***** Material for this task *****

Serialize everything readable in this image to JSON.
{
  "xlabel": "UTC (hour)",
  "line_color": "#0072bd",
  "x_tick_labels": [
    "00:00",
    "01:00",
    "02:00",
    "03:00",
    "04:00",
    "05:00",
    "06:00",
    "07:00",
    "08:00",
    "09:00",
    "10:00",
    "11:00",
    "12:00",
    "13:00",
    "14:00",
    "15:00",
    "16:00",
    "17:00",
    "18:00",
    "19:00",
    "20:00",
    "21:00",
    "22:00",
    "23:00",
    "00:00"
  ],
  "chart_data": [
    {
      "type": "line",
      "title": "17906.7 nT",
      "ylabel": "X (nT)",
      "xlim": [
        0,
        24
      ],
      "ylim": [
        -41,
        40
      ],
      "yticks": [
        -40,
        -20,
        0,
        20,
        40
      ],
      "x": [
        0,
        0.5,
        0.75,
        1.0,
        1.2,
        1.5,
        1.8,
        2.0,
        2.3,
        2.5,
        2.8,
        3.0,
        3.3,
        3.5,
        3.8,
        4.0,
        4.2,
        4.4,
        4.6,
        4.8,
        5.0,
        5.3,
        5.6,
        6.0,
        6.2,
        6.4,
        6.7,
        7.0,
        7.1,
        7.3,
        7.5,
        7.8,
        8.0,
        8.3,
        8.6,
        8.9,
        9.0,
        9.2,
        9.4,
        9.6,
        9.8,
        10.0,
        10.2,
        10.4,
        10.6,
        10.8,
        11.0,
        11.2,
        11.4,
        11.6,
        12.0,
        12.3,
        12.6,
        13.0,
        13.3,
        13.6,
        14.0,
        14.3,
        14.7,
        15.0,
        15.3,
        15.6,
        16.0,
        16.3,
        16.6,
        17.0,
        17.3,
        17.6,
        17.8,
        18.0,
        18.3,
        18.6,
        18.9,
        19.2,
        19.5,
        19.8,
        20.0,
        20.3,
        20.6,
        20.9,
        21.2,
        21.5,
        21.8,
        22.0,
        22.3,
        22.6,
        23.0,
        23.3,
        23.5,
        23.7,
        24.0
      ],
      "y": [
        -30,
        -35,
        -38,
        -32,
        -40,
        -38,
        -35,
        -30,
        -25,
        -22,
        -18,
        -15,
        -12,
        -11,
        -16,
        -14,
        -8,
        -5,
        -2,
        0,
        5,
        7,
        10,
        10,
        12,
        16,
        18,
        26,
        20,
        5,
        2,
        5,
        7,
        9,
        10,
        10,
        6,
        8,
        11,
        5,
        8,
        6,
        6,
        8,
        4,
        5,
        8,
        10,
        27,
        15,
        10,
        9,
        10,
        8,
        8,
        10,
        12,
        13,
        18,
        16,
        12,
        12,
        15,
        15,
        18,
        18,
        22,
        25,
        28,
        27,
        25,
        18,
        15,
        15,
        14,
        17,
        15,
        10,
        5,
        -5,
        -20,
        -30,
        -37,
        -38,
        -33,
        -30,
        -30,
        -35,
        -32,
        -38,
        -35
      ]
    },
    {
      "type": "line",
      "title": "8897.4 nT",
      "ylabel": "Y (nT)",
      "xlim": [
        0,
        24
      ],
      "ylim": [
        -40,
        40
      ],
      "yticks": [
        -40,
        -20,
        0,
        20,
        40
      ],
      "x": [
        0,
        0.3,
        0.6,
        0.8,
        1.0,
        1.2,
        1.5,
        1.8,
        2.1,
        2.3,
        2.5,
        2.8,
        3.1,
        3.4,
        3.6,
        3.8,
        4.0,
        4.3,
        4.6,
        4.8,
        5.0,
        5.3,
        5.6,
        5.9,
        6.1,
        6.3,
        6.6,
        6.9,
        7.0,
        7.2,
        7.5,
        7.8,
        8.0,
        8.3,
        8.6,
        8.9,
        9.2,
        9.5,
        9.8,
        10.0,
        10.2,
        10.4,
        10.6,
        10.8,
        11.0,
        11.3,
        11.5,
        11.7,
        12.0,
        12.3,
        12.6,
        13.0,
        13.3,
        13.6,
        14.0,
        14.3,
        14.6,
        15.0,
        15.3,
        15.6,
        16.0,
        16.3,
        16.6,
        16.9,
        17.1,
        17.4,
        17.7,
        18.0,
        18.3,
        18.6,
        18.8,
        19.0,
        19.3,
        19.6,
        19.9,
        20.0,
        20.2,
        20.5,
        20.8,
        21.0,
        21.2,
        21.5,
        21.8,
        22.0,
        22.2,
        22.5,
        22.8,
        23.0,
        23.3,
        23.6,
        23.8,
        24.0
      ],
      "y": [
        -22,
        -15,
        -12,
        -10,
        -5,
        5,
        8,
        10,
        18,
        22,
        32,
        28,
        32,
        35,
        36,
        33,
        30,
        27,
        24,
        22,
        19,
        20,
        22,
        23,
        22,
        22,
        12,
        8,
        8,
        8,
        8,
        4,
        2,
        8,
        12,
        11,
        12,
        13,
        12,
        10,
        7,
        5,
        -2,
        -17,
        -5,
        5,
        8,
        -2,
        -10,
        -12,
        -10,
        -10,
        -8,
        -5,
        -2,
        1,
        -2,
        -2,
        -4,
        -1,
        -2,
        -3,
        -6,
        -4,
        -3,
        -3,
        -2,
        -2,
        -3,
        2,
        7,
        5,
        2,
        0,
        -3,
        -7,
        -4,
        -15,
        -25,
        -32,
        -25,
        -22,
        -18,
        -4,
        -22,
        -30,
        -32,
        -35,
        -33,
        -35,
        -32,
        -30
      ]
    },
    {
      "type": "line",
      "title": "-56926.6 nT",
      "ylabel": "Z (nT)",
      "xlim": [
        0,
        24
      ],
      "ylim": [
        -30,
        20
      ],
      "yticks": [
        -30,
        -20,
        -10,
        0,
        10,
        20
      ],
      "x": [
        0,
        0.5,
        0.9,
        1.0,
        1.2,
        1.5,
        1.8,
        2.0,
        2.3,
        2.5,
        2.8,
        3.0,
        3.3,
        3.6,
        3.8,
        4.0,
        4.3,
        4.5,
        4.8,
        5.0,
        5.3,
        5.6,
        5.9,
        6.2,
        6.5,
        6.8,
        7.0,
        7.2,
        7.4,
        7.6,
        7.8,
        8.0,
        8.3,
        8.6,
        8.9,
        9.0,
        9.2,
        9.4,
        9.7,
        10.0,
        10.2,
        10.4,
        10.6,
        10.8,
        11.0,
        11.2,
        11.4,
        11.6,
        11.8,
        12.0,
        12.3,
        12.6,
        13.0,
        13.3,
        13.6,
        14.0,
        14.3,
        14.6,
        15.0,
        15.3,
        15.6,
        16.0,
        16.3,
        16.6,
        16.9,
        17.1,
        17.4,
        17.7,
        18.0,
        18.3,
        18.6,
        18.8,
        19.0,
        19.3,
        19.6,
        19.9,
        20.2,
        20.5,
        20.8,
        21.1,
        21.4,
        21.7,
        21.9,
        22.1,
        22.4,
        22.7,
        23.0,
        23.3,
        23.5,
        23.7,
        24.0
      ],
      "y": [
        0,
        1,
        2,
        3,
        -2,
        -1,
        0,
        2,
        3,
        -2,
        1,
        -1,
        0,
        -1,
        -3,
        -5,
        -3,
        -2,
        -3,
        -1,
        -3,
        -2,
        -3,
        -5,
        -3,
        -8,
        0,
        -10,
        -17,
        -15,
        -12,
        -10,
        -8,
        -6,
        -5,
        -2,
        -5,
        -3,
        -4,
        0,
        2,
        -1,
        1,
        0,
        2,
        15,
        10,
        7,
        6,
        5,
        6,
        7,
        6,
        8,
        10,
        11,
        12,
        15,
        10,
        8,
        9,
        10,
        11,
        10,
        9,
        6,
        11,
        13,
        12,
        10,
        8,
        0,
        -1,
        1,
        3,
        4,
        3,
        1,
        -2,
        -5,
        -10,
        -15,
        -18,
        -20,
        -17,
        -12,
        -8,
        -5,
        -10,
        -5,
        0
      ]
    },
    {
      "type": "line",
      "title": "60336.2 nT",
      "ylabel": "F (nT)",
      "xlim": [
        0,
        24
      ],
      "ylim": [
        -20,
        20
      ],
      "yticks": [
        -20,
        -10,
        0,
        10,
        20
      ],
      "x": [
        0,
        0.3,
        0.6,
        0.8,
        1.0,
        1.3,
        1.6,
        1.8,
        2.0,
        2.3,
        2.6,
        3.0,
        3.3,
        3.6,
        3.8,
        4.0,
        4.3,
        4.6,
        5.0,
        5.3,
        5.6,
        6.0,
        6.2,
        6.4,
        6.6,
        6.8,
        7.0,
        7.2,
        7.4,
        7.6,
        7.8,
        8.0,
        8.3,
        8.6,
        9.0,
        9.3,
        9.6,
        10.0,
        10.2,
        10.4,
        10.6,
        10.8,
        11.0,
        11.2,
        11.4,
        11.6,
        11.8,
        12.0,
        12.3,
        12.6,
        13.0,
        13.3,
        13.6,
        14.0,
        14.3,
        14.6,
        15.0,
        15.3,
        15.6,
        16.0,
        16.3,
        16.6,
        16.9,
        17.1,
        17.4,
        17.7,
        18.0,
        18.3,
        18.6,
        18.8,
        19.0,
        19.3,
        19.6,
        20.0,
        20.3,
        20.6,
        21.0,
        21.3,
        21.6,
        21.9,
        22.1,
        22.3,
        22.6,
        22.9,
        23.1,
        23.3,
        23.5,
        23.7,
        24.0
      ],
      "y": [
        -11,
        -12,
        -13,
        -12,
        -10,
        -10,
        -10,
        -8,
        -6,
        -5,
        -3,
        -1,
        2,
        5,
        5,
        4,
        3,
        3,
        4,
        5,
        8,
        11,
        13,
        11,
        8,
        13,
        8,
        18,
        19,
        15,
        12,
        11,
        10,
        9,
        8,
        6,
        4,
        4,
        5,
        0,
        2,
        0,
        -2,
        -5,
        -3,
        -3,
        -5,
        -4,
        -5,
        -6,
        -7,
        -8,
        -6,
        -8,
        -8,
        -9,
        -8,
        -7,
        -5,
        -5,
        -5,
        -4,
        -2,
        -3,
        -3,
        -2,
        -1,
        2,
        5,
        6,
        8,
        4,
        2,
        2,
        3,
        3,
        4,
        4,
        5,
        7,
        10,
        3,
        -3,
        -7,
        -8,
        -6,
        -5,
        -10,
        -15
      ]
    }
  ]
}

*****

Written problem: Copy whichever lines in the listing above contain the word "ylabel".

Response for this exercise:
      "ylabel": "X (nT)",
      "ylabel": "Y (nT)",
      "ylabel": "Z (nT)",
      "ylabel": "F (nT)",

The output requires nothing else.